-- START INFORMATION SHOWN --

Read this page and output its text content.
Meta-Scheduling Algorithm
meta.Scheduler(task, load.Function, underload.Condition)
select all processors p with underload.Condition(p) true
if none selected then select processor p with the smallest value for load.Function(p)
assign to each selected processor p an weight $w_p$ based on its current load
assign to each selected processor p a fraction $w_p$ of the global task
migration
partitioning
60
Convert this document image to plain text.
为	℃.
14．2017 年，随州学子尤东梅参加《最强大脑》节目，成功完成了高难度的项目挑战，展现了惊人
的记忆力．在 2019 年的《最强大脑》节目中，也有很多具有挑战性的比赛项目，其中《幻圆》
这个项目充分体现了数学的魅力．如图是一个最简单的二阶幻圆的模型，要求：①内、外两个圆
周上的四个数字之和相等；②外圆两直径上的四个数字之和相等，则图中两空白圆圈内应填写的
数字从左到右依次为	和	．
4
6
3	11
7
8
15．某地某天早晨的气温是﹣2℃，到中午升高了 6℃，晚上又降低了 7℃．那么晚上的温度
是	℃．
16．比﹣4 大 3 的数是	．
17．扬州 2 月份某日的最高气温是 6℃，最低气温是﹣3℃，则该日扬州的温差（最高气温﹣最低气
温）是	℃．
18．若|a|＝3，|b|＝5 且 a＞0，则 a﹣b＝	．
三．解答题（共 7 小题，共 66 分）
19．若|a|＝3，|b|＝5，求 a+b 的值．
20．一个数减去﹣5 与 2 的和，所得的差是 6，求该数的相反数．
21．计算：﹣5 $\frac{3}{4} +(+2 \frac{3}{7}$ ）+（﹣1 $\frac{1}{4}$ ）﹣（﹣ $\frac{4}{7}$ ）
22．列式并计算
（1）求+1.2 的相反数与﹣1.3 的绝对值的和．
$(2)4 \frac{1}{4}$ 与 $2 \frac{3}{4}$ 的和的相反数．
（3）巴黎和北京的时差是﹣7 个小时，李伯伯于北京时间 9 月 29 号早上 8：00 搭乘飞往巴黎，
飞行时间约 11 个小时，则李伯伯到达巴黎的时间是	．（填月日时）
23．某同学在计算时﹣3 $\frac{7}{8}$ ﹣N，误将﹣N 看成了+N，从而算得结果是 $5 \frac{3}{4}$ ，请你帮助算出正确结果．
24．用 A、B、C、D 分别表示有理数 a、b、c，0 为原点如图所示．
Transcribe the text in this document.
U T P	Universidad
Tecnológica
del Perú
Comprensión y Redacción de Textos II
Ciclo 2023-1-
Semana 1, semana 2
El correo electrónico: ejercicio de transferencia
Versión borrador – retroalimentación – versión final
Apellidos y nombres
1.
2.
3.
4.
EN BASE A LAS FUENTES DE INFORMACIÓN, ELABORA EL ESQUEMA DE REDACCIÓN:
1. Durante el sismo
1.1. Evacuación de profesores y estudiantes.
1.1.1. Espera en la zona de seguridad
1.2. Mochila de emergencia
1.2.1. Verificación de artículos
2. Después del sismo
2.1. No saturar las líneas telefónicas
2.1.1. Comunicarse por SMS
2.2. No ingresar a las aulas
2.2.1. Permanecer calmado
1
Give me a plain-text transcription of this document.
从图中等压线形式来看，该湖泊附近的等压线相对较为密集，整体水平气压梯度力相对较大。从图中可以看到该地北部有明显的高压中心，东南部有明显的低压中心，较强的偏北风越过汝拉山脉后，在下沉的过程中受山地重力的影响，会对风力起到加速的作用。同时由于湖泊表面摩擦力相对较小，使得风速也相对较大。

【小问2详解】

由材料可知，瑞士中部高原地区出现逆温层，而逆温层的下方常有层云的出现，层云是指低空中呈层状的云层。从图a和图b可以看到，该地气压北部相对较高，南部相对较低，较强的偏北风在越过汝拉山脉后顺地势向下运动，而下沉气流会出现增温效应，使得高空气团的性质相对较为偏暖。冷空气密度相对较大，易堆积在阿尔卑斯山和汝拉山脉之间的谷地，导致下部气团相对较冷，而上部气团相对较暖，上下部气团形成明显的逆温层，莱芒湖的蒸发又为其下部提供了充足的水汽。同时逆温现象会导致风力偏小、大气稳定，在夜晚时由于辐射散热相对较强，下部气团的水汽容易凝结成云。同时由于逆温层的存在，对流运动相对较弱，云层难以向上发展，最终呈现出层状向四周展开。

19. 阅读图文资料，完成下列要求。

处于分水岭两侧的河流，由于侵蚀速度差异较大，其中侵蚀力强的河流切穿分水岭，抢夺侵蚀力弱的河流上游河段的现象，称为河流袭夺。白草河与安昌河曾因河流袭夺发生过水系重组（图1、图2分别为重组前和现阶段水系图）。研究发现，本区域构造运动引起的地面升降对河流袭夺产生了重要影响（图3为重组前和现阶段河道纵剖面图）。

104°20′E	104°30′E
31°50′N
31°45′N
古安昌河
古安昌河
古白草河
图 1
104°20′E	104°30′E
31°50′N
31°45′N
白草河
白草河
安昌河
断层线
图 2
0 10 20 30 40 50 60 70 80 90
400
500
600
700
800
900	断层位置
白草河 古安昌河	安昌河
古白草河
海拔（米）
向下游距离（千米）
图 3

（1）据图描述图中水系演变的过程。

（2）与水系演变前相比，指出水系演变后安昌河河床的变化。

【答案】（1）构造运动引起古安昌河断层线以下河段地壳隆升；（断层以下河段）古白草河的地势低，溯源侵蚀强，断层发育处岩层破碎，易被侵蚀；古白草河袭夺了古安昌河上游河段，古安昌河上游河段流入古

-- END INFORMATION SHOWN --

Going over the lines above, work out how many include "with", then give only that number.

2